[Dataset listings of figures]
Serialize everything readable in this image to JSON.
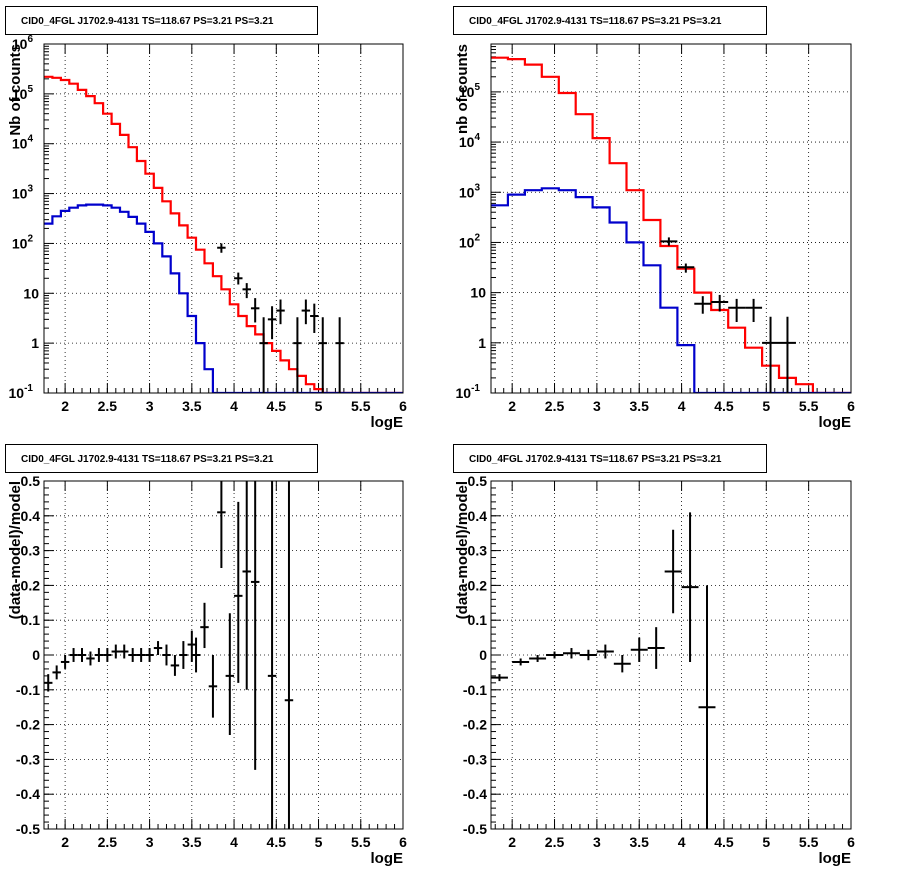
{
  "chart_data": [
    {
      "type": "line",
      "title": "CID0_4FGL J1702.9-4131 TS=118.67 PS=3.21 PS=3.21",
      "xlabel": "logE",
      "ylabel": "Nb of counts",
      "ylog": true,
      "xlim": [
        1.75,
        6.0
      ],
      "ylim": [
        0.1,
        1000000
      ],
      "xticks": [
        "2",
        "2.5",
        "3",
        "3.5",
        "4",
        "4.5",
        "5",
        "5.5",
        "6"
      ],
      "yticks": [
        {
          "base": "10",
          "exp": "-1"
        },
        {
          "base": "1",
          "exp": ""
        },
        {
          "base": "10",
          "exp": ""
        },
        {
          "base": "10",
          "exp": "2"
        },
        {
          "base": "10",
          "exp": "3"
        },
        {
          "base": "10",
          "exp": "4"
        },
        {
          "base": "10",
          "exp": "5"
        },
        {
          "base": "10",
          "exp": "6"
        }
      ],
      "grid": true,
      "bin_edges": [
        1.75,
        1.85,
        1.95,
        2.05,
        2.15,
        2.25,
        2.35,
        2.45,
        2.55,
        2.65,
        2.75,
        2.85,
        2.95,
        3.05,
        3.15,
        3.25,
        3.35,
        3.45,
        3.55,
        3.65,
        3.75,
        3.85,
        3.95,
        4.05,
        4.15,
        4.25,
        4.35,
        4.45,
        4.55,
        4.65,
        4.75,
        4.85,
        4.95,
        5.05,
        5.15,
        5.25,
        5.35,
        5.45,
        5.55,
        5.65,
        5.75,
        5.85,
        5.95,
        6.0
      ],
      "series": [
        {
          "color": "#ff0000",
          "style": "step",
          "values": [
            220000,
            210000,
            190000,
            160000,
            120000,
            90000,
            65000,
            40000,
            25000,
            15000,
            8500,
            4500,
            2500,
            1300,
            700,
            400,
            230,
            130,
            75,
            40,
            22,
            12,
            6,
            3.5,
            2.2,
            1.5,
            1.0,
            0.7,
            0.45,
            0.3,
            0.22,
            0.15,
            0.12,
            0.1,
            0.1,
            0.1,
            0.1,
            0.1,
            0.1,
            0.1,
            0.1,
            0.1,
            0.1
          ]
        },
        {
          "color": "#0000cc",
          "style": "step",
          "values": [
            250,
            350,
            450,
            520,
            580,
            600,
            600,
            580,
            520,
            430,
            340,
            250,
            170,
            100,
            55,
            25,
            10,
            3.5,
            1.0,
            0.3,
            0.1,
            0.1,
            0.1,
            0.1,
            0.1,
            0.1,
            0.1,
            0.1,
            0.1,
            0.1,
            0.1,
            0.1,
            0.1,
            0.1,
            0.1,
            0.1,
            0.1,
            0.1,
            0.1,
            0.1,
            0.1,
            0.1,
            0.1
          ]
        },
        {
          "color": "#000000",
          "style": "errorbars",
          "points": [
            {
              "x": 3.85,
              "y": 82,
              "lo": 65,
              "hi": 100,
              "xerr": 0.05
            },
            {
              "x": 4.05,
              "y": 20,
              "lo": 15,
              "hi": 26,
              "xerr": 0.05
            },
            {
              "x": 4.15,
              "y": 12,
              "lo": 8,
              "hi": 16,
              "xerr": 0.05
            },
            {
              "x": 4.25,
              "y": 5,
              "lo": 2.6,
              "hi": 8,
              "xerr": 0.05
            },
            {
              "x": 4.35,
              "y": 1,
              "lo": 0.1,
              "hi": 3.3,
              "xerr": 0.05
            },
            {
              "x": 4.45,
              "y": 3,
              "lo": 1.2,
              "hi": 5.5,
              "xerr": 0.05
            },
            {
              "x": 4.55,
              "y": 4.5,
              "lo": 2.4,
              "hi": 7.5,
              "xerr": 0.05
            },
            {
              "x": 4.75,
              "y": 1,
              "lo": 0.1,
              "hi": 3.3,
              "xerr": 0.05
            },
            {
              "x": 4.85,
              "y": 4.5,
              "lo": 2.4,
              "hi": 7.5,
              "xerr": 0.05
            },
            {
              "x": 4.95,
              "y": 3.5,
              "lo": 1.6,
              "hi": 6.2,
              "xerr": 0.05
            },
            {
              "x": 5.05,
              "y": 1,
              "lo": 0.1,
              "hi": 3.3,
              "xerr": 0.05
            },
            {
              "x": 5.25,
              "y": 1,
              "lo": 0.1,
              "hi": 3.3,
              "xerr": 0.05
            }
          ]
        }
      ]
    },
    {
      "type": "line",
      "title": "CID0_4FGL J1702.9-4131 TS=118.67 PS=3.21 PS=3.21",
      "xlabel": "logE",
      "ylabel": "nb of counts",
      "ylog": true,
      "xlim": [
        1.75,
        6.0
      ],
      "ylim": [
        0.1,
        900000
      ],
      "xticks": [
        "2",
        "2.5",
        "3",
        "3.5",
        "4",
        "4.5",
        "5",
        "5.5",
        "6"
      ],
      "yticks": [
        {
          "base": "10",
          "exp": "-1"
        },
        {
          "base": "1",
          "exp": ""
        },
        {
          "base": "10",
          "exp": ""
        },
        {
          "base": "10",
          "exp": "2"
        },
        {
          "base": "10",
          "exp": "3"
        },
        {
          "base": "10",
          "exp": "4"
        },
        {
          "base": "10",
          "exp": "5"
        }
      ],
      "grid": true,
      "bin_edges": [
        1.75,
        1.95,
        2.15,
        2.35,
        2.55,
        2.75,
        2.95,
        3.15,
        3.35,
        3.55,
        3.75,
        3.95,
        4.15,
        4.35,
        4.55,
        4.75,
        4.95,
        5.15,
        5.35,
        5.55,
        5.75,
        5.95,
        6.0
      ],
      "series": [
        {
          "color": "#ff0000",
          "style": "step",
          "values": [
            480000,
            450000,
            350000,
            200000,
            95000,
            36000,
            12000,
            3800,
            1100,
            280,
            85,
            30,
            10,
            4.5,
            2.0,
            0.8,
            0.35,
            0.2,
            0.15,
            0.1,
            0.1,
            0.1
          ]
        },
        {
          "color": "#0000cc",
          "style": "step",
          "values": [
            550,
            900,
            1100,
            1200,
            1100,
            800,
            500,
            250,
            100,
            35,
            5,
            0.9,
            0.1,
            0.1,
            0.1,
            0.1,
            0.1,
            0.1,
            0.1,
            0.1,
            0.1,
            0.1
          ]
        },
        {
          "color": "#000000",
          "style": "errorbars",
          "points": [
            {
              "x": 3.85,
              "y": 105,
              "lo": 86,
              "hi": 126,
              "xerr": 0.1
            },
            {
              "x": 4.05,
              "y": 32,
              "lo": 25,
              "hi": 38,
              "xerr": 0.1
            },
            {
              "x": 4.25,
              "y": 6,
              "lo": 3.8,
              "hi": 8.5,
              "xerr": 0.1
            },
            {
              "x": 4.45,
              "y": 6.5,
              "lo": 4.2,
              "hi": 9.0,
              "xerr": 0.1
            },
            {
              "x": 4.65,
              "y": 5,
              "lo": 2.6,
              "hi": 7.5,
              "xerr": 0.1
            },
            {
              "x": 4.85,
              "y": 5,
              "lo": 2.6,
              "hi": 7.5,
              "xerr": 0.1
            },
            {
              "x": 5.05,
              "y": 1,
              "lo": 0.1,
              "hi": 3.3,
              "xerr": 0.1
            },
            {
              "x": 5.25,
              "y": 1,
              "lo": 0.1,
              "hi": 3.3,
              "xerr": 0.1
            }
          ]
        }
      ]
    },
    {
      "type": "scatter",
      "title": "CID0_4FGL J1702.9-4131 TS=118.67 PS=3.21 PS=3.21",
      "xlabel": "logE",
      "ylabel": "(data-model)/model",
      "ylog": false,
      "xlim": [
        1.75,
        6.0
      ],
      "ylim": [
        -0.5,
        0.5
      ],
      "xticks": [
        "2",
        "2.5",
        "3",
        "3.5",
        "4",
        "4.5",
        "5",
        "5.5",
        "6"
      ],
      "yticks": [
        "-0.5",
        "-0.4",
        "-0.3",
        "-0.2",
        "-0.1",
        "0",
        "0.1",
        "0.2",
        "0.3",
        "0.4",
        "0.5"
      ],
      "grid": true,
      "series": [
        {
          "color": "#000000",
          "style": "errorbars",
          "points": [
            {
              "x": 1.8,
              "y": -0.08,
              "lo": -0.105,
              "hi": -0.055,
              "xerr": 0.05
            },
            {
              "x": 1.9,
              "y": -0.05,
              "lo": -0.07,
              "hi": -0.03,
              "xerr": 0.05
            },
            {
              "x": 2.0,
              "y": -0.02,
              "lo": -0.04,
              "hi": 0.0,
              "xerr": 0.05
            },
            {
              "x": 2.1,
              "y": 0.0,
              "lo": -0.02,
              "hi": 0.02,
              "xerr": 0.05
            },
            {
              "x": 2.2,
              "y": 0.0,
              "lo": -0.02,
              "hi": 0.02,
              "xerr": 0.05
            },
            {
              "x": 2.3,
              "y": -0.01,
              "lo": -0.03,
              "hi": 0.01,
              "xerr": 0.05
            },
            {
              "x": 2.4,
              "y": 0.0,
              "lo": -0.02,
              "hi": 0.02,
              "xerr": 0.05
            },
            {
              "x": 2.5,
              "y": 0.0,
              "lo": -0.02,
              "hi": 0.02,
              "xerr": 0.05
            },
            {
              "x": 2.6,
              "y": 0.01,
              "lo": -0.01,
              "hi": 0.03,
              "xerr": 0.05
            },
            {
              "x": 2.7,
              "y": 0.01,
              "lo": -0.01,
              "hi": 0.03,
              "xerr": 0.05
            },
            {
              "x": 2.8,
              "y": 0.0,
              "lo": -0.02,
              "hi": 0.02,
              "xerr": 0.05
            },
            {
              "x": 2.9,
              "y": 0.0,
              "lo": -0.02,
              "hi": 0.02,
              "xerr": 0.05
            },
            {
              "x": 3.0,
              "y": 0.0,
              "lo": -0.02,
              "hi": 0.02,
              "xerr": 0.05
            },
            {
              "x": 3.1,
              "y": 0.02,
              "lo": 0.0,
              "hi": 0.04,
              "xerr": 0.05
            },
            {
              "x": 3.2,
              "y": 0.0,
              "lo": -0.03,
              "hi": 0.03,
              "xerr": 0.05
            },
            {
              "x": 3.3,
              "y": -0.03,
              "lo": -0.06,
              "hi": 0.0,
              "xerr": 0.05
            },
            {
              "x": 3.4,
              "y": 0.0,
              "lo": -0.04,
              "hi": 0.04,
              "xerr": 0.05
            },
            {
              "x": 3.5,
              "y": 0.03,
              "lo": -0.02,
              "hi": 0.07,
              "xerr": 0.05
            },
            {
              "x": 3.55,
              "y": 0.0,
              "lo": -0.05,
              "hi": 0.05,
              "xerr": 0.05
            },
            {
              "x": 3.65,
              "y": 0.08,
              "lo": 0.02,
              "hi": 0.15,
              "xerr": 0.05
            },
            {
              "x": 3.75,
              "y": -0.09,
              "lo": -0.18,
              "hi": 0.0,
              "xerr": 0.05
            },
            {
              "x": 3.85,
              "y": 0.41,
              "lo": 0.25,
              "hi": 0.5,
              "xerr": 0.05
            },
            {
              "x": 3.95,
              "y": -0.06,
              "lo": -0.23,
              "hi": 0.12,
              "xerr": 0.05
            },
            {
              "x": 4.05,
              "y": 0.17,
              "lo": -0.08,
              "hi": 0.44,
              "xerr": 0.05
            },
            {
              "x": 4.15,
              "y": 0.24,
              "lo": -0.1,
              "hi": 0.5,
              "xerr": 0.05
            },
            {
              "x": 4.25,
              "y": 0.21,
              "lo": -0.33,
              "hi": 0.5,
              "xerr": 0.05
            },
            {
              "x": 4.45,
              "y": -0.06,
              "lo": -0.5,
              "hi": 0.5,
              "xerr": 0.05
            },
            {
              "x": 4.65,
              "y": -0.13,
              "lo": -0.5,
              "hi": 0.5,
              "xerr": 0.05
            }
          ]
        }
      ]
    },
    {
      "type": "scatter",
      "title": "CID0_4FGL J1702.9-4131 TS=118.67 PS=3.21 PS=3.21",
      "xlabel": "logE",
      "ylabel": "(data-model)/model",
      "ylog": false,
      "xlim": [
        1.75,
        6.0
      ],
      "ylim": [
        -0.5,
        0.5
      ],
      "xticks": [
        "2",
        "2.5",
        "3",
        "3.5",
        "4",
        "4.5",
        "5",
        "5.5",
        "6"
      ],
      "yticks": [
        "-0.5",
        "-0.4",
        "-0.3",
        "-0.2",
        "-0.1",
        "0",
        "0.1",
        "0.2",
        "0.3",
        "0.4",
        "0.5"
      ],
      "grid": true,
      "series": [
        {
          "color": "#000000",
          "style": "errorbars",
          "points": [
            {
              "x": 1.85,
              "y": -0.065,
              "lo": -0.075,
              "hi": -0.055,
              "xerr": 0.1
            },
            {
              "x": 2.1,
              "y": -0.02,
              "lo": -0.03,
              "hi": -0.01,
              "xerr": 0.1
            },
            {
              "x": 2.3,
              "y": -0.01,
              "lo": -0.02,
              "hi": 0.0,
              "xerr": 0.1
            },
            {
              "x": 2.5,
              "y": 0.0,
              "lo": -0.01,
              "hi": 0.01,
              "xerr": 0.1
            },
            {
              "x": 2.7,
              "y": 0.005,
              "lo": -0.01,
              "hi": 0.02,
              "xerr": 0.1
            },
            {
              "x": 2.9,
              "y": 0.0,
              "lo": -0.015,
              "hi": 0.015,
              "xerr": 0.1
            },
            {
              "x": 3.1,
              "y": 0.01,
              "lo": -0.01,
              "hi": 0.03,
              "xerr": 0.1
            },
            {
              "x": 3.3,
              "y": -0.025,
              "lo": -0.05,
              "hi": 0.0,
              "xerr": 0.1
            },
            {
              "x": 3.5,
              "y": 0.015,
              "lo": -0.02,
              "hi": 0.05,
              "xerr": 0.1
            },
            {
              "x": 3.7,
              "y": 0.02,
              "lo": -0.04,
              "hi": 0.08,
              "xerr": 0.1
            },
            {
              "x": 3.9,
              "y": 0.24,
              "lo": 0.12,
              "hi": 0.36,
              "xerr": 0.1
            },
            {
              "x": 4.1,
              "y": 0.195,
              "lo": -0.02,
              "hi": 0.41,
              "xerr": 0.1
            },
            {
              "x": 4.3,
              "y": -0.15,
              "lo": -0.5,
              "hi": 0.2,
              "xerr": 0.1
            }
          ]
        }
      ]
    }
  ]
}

# Short exercise
Go through the listing above and pull out each line containing the word "counts".

# Exercise response
      "ylabel": "Nb of counts",
      "ylabel": "nb of counts",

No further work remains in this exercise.